**Data**
** Begin **
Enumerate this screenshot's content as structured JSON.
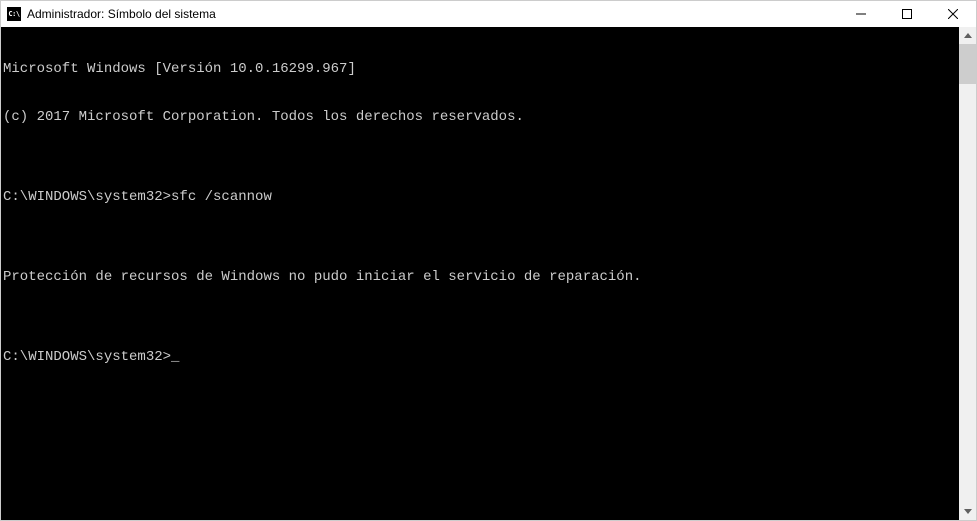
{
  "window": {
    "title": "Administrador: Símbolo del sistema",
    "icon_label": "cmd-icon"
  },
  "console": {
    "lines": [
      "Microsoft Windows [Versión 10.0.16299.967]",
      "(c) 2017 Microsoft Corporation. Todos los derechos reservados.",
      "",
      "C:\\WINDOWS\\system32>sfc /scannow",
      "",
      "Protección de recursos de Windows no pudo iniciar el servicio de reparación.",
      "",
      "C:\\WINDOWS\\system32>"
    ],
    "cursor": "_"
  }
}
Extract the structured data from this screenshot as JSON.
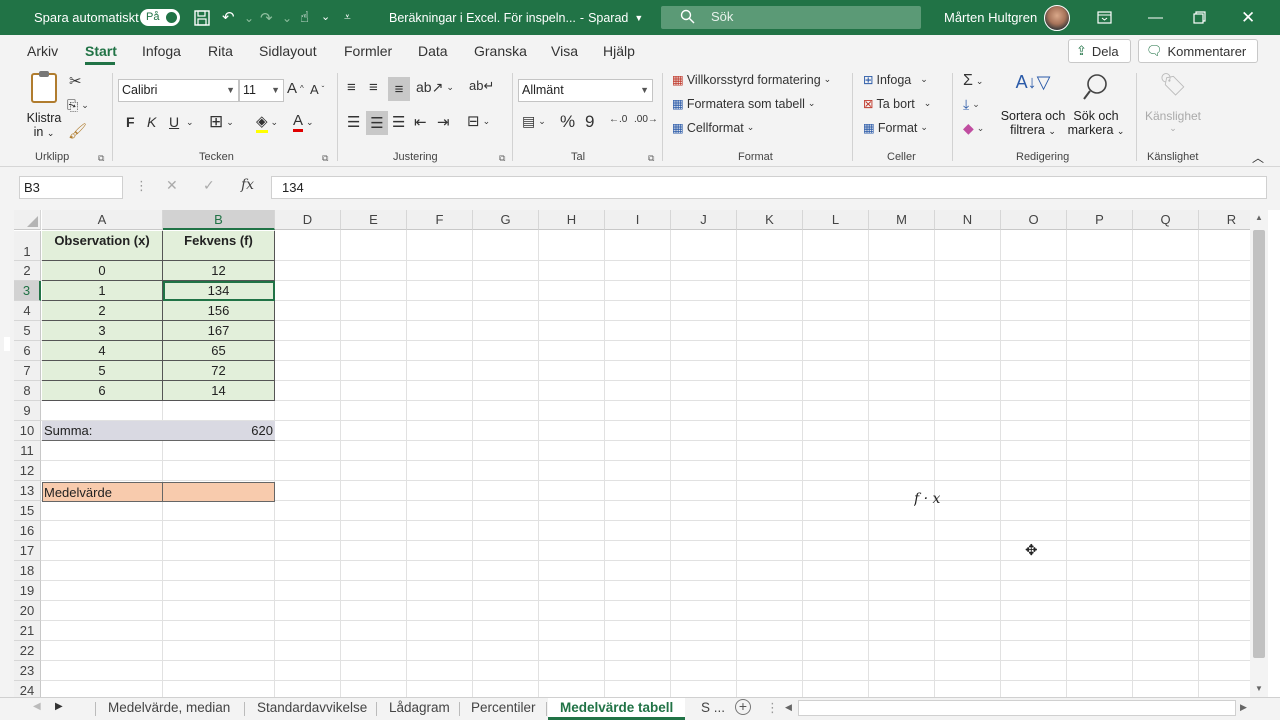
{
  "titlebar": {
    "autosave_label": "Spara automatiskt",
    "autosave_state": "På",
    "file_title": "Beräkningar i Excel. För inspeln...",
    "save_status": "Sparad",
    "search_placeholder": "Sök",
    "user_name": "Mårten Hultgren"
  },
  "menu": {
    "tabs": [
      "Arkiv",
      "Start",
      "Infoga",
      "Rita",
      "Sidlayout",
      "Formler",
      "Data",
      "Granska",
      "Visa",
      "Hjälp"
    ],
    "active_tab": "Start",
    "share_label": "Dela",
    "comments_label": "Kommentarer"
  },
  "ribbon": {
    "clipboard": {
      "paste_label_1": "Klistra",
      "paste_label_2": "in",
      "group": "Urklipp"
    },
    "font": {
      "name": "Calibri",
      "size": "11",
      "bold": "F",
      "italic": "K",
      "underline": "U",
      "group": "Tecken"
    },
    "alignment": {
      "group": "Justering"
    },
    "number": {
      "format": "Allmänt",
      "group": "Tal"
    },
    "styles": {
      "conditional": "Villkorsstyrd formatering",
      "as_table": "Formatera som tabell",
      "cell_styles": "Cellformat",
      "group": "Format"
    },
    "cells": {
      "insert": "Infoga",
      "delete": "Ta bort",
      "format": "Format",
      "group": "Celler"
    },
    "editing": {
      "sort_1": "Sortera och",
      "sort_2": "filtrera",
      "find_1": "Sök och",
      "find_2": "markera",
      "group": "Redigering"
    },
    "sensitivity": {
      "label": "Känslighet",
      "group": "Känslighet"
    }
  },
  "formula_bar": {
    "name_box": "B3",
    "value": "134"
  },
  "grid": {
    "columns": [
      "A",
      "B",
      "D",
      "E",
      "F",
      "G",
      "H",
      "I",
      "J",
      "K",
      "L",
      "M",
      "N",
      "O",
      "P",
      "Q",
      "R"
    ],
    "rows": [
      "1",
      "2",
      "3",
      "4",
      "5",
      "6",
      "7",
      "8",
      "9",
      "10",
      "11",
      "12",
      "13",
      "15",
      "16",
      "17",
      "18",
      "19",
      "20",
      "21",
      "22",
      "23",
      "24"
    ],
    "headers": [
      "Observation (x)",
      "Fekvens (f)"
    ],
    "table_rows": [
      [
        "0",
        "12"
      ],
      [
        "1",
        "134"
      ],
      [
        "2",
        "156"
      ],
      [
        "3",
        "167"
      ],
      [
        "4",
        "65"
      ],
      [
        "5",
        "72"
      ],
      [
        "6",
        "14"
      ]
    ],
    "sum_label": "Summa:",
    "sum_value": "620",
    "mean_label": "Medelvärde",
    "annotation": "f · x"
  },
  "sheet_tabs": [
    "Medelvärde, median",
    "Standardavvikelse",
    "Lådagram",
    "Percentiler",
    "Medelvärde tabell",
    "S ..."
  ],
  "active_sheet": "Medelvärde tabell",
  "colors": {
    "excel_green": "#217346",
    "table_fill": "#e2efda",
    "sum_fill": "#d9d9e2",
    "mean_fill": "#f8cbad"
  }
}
** End **
**Problem to work on**
Pull every line holding "screenshot" out of the records.

**Final result**
Enumerate this screenshot's content as structured JSON.
Extract the structured data from this screenshot as JSON.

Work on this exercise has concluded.